--- Description of the task ---
Print out every record exactly as it appears.

--- Data section ---

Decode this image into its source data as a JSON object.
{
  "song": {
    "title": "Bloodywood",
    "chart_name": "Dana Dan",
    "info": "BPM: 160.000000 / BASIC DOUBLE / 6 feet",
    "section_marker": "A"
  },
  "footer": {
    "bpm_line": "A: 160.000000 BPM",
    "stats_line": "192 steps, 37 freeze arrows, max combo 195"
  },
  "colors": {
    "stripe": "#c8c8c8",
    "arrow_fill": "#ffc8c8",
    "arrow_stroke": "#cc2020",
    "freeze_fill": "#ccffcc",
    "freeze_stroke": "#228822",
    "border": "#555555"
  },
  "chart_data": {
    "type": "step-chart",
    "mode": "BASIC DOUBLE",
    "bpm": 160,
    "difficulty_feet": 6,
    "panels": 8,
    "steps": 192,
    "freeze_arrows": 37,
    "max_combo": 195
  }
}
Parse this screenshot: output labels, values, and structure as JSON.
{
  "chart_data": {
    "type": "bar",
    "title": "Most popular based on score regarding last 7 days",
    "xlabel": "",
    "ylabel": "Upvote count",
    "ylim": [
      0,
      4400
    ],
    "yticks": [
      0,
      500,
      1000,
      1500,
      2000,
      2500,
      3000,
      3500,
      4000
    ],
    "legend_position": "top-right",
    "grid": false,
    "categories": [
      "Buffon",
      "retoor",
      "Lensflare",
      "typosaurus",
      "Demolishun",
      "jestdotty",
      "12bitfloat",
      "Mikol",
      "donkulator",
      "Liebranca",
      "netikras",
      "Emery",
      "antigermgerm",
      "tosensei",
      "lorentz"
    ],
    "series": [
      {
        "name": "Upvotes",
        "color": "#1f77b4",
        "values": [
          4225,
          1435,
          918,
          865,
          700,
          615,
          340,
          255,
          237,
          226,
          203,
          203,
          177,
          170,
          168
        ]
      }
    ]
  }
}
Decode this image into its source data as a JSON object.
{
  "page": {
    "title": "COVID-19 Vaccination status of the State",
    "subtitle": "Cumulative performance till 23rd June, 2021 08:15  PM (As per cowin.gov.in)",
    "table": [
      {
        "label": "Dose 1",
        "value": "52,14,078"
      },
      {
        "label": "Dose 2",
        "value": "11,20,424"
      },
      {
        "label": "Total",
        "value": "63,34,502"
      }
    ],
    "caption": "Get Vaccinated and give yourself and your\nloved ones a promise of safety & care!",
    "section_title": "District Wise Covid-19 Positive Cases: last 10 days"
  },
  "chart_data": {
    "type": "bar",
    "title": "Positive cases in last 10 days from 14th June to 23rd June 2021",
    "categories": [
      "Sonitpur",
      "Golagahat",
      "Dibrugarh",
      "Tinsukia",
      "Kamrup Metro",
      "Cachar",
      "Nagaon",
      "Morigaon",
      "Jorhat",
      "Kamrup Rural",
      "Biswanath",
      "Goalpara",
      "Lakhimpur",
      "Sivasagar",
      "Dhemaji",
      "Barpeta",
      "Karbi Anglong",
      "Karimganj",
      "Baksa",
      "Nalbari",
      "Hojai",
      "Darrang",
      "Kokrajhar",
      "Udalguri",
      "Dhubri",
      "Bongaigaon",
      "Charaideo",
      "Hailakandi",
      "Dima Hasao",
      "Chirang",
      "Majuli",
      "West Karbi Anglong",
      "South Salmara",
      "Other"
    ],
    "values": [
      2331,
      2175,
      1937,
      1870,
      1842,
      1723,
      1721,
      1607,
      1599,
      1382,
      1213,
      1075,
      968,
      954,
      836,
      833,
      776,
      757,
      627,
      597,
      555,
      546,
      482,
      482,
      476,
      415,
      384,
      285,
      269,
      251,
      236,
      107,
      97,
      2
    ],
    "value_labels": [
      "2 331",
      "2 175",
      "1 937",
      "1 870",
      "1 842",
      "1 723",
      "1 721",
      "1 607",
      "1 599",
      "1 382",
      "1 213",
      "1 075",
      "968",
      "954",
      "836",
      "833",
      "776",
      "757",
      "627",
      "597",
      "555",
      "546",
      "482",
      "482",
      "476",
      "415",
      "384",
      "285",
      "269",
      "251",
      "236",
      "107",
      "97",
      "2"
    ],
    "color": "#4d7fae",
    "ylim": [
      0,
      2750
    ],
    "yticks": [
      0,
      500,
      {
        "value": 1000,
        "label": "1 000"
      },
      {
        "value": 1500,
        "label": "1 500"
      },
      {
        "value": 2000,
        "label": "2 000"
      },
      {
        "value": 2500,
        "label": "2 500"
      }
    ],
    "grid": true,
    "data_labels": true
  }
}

--- Reply ---
Decode this image into its source data as a JSON object.
{
  "song": {
    "title": "Bloodywood",
    "chart_name": "Dana Dan",
    "info": "BPM: 160.000000 / BASIC DOUBLE / 6 feet",
    "section_marker": "A"
  },
  "footer": {
    "bpm_line": "A: 160.000000 BPM",
    "stats_line": "192 steps, 37 freeze arrows, max combo 195"
  },
  "colors": {
    "stripe": "#c8c8c8",
    "arrow_fill": "#ffc8c8",
    "arrow_stroke": "#cc2020",
    "freeze_fill": "#ccffcc",
    "freeze_stroke": "#228822",
    "border": "#555555"
  },
  "chart_data": {
    "type": "step-chart",
    "mode": "BASIC DOUBLE",
    "bpm": 160,
    "difficulty_feet": 6,
    "panels": 8,
    "steps": 192,
    "freeze_arrows": 37,
    "max_combo": 195
  }
}
Parse this screenshot: output labels, values, and structure as JSON.
{
  "chart_data": {
    "type": "bar",
    "title": "Most popular based on score regarding last 7 days",
    "xlabel": "",
    "ylabel": "Upvote count",
    "ylim": [
      0,
      4400
    ],
    "yticks": [
      0,
      500,
      1000,
      1500,
      2000,
      2500,
      3000,
      3500,
      4000
    ],
    "legend_position": "top-right",
    "grid": false,
    "categories": [
      "Buffon",
      "retoor",
      "Lensflare",
      "typosaurus",
      "Demolishun",
      "jestdotty",
      "12bitfloat",
      "Mikol",
      "donkulator",
      "Liebranca",
      "netikras",
      "Emery",
      "antigermgerm",
      "tosensei",
      "lorentz"
    ],
    "series": [
      {
        "name": "Upvotes",
        "color": "#1f77b4",
        "values": [
          4225,
          1435,
          918,
          865,
          700,
          615,
          340,
          255,
          237,
          226,
          203,
          203,
          177,
          170,
          168
        ]
      }
    ]
  }
}
Decode this image into its source data as a JSON object.
{
  "page": {
    "title": "COVID-19 Vaccination status of the State",
    "subtitle": "Cumulative performance till 23rd June, 2021 08:15  PM (As per cowin.gov.in)",
    "table": [
      {
        "label": "Dose 1",
        "value": "52,14,078"
      },
      {
        "label": "Dose 2",
        "value": "11,20,424"
      },
      {
        "label": "Total",
        "value": "63,34,502"
      }
    ],
    "caption": "Get Vaccinated and give yourself and your\nloved ones a promise of safety & care!",
    "section_title": "District Wise Covid-19 Positive Cases: last 10 days"
  },
  "chart_data": {
    "type": "bar",
    "title": "Positive cases in last 10 days from 14th June to 23rd June 2021",
    "categories": [
      "Sonitpur",
      "Golagahat",
      "Dibrugarh",
      "Tinsukia",
      "Kamrup Metro",
      "Cachar",
      "Nagaon",
      "Morigaon",
      "Jorhat",
      "Kamrup Rural",
      "Biswanath",
      "Goalpara",
      "Lakhimpur",
      "Sivasagar",
      "Dhemaji",
      "Barpeta",
      "Karbi Anglong",
      "Karimganj",
      "Baksa",
      "Nalbari",
      "Hojai",
      "Darrang",
      "Kokrajhar",
      "Udalguri",
      "Dhubri",
      "Bongaigaon",
      "Charaideo",
      "Hailakandi",
      "Dima Hasao",
      "Chirang",
      "Majuli",
      "West Karbi Anglong",
      "South Salmara",
      "Other"
    ],
    "values": [
      2331,
      2175,
      1937,
      1870,
      1842,
      1723,
      1721,
      1607,
      1599,
      1382,
      1213,
      1075,
      968,
      954,
      836,
      833,
      776,
      757,
      627,
      597,
      555,
      546,
      482,
      482,
      476,
      415,
      384,
      285,
      269,
      251,
      236,
      107,
      97,
      2
    ],
    "value_labels": [
      "2 331",
      "2 175",
      "1 937",
      "1 870",
      "1 842",
      "1 723",
      "1 721",
      "1 607",
      "1 599",
      "1 382",
      "1 213",
      "1 075",
      "968",
      "954",
      "836",
      "833",
      "776",
      "757",
      "627",
      "597",
      "555",
      "546",
      "482",
      "482",
      "476",
      "415",
      "384",
      "285",
      "269",
      "251",
      "236",
      "107",
      "97",
      "2"
    ],
    "color": "#4d7fae",
    "ylim": [
      0,
      2750
    ],
    "yticks": [
      0,
      500,
      {
        "value": 1000,
        "label": "1 000"
      },
      {
        "value": 1500,
        "label": "1 500"
      },
      {
        "value": 2000,
        "label": "2 000"
      },
      {
        "value": 2500,
        "label": "2 500"
      }
    ],
    "grid": true,
    "data_labels": true
  }
}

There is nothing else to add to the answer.